Write out all of the entries exactly, please.

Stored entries
+---+
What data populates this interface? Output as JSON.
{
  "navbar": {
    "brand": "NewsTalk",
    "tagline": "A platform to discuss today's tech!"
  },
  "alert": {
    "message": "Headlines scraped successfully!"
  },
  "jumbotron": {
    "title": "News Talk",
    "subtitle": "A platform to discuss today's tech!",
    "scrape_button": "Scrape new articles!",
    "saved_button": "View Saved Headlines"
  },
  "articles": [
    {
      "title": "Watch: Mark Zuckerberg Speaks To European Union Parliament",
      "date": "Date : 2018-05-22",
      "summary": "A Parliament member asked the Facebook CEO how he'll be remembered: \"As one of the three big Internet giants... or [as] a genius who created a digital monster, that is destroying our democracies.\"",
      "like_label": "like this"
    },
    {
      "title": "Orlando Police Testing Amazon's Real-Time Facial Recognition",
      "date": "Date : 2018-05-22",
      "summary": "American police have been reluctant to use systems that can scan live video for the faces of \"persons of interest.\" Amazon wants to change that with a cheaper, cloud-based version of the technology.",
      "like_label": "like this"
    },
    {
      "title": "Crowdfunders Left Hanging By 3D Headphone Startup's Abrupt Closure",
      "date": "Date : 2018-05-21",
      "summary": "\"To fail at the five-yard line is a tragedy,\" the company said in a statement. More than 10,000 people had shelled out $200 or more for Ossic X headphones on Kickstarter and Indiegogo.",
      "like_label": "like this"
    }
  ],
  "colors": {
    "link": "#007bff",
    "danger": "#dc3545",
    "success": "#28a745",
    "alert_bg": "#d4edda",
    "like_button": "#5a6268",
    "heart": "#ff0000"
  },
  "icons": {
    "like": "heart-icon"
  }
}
+---+
Solved problem ->
What data populates this interface? Output as JSON.
{
  "navbar": {
    "brand": "NewsTalk",
    "tagline": "A platform to discuss today's tech!"
  },
  "alert": {
    "message": "Headlines scraped successfully!"
  },
  "jumbotron": {
    "title": "News Talk",
    "subtitle": "A platform to discuss today's tech!",
    "scrape_button": "Scrape new articles!",
    "saved_button": "View Saved Headlines"
  },
  "articles": [
    {
      "title": "Watch: Mark Zuckerberg Speaks To European Union Parliament",
      "date": "Date : 2018-05-22",
      "summary": "A Parliament member asked the Facebook CEO how he'll be remembered: \"As one of the three big Internet giants... or [as] a genius who created a digital monster, that is destroying our democracies.\"",
      "like_label": "like this"
    },
    {
      "title": "Orlando Police Testing Amazon's Real-Time Facial Recognition",
      "date": "Date : 2018-05-22",
      "summary": "American police have been reluctant to use systems that can scan live video for the faces of \"persons of interest.\" Amazon wants to change that with a cheaper, cloud-based version of the technology.",
      "like_label": "like this"
    },
    {
      "title": "Crowdfunders Left Hanging By 3D Headphone Startup's Abrupt Closure",
      "date": "Date : 2018-05-21",
      "summary": "\"To fail at the five-yard line is a tragedy,\" the company said in a statement. More than 10,000 people had shelled out $200 or more for Ossic X headphones on Kickstarter and Indiegogo.",
      "like_label": "like this"
    }
  ],
  "colors": {
    "link": "#007bff",
    "danger": "#dc3545",
    "success": "#28a745",
    "alert_bg": "#d4edda",
    "like_button": "#5a6268",
    "heart": "#ff0000"
  },
  "icons": {
    "like": "heart-icon"
  }
}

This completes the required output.